#### Problem to solve:
Your answer should consist of the lines holding "dieses", copied from the material below.
• • • • •
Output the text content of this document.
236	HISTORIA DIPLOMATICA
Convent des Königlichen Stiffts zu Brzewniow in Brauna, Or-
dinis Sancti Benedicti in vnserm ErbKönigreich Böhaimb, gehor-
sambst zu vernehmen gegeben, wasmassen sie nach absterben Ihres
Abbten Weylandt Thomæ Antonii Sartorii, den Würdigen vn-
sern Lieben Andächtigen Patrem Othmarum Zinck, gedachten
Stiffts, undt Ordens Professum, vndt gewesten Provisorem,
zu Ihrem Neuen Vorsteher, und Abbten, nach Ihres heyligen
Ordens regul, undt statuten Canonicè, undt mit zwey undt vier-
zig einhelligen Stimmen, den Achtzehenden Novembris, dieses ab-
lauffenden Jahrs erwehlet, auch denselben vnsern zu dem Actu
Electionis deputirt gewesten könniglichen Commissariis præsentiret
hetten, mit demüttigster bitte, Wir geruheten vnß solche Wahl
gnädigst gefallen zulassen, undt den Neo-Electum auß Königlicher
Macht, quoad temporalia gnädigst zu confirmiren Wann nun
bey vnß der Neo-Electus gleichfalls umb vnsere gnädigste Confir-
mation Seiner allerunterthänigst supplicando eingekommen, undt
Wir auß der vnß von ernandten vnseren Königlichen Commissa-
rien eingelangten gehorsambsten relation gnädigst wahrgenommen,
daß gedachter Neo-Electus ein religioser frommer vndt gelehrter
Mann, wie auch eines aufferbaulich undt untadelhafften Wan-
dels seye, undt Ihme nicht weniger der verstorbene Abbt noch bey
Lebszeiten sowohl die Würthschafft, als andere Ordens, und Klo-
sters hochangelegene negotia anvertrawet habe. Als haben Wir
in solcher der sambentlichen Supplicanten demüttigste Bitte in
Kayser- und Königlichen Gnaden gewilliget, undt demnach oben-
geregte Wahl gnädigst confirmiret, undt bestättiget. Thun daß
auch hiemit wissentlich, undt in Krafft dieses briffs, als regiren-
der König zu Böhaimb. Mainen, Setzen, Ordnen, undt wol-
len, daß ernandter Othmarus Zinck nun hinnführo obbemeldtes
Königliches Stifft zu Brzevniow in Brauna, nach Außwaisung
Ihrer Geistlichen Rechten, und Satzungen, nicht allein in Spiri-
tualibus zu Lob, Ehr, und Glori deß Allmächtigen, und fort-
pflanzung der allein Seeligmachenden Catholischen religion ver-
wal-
• • • • •
#### Response to this task:
zig einhelligen Stimmen, den Achtzehenden Novembris, dieses ab-
auch hiemit wissentlich, undt in Krafft dieses briffs, als regiren-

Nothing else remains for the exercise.